§ Document segment:
Thanks a lot. Another too late revelation of dereliction of duty that resulted in the deaths of thousands of American soldiers and tens (hundreds?) of thousands of Iraqi civilians. How exactly does this expression of regret compensate the victims of a disastrous and deadly war? How does it repair the damage done to both Iraq and America, who is now on the brink of bankruptcy partially due to having wasted a trillion dollars fighting an imaginary enemy.

This is not the first time that prominent figures in the press have sought absolution for their failures:

Woodward previously expressed these thoughts in an online chat:
“I think the press and I in particular should have been more aggressive in looking at the run-up to the Iraq war, and specifically the alleged intelligence that Iraq had weapons of mass destruction stockpiles.”

The New York Times issued this mea culpa:
“Editors at several levels who should have been challenging reporters and pressing for more skepticism were perhaps too intent on rushing scoops into the paper […] while follow-up articles that called the original ones into question were sometimes buried. In some cases, there was no follow-up at all.”

New York Times editor, Bill Keller personally apologized:
“I’ve had a few occasions to write mea culpas for my paper after we let down our readers in more important ways, including for some reporting before the war in Iraq that should have dug deeper and been more sceptical about Iraq’s purported weapons of mass destruction.”

CNN reporter Jessica Yellin weighed in with this bit of uncharacteristic honesty:
“The press corps was under enormous pressure from corporate executives, frankly, to make sure that this was a war presented in a way that was consistent with the patriotic fever in the nation and the president’s high approval ratings. And my own experience at the White House was that the higher the president’s approval ratings, the more pressure I had from news executives.”

Even Bill O’Reilly announced that he was wrong (but it’s OK because, he says, everyone was wrong):
“Now I supported the action against Saddam because the Secretary of State Colin Powell, former Secretary of Defense under Bill Clinton, William Cohen, the CIA, British intelligence, and a variety of other intelligence agencies all told me Saddam was making dangerous weapons in violation of the first Gulf War cease-fire […] I was wrong in my assessment, as was everybody else.”

I am willing to concede that a lot of people, reporters and politicians alike, were wrong, but not everyone. There were many who opposed the war, who saw through the administration’s lies, who spoke out about the fraud that was being forced upon the nation. The sane objections were mostly confined to alternative sources that were ignored or ridiculed. But even the mainstreamers quoted above seemed to have known at the time that they were being less than responsible with regard to their reportorial obligations.

§ Work request 1:
Return the passage of the Iraq war press commentary starting at "Thanks a lot." and ending at "an imaginary enemy.".
§ Work request 2:
In the Iraq war press commentary, why did Bill O'Reilly say he supported the action against Saddam?
The entries are separate material with no connection to the commentary.

(Items in a dataset)
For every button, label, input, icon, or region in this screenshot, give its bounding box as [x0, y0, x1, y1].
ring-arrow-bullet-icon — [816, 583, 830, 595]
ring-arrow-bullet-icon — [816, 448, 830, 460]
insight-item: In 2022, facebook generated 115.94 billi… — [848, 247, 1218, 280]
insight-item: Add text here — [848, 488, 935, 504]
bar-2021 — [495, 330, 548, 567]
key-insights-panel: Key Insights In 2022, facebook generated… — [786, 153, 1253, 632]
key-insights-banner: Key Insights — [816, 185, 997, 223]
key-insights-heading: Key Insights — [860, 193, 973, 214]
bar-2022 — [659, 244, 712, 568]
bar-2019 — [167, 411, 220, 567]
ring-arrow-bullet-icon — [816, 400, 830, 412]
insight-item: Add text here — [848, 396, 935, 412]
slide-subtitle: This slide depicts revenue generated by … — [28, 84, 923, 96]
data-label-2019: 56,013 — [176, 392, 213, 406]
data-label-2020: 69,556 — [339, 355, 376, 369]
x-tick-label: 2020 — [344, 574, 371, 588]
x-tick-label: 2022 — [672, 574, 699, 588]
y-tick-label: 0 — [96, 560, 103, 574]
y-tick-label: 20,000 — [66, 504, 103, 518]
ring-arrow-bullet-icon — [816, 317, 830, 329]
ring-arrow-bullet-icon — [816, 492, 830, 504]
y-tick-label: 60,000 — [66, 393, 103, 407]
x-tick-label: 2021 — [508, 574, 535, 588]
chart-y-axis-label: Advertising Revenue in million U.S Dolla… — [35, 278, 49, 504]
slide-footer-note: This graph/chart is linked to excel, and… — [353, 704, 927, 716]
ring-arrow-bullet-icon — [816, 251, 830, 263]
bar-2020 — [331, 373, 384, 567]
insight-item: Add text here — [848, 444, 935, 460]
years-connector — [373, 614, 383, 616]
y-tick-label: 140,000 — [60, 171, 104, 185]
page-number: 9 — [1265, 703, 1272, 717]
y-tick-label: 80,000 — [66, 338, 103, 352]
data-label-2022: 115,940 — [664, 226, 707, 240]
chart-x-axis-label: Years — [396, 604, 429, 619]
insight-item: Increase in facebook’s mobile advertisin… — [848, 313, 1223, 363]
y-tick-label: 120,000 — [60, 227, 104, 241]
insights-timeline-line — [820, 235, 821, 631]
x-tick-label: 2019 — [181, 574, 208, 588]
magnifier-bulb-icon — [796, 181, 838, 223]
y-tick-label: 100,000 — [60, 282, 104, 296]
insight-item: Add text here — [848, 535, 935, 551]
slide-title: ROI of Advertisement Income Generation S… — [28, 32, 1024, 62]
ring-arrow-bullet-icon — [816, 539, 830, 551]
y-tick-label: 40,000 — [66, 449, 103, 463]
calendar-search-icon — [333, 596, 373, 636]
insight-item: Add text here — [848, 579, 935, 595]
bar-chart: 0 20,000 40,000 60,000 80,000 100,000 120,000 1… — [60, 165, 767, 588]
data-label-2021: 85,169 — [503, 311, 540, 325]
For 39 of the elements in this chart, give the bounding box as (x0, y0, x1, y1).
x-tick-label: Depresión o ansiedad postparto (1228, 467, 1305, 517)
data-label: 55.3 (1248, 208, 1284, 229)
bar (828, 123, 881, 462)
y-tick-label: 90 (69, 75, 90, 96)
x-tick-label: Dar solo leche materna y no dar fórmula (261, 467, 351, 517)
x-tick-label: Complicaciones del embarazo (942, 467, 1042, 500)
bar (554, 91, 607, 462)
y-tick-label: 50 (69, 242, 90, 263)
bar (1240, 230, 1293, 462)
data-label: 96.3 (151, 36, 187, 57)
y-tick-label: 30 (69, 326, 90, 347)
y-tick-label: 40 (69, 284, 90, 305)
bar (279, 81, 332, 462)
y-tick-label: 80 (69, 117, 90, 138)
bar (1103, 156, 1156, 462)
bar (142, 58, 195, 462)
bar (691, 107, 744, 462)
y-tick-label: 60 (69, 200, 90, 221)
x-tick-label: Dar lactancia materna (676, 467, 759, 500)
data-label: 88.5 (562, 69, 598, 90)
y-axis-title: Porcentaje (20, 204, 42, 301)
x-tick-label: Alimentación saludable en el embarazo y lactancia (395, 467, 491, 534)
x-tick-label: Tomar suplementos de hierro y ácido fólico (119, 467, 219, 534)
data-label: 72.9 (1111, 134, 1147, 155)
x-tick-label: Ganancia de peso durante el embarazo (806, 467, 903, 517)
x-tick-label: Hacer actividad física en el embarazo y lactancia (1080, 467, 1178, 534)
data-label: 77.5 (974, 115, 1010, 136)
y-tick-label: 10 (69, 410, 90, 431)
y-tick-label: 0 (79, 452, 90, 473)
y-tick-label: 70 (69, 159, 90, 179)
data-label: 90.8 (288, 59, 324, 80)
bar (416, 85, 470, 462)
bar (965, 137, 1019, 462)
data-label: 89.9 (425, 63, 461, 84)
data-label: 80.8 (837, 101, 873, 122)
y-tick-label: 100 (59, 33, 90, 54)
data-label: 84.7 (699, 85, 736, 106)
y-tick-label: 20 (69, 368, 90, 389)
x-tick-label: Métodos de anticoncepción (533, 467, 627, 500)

§ Exercise result 1:
Thanks a lot. Another too late revelation of dereliction of duty that resulted in the deaths of thousands of American soldiers and tens (hundreds?) of thousands of Iraqi civilians. How exactly does this expression of regret compensate the victims of a disastrous and deadly war? How does it repair the damage done to both Iraq and America, who is now on the brink of bankruptcy partially due to having wasted a trillion dollars fighting an imaginary enemy.

§ Exercise result 2:
He said he supported it because Secretary of State Colin Powell, former Secretary of Defense William Cohen, the CIA, British intelligence, and a variety of other intelligence agencies all told him Saddam was making dangerous weapons. Those weapons were in violation of the first Gulf War cease-fire.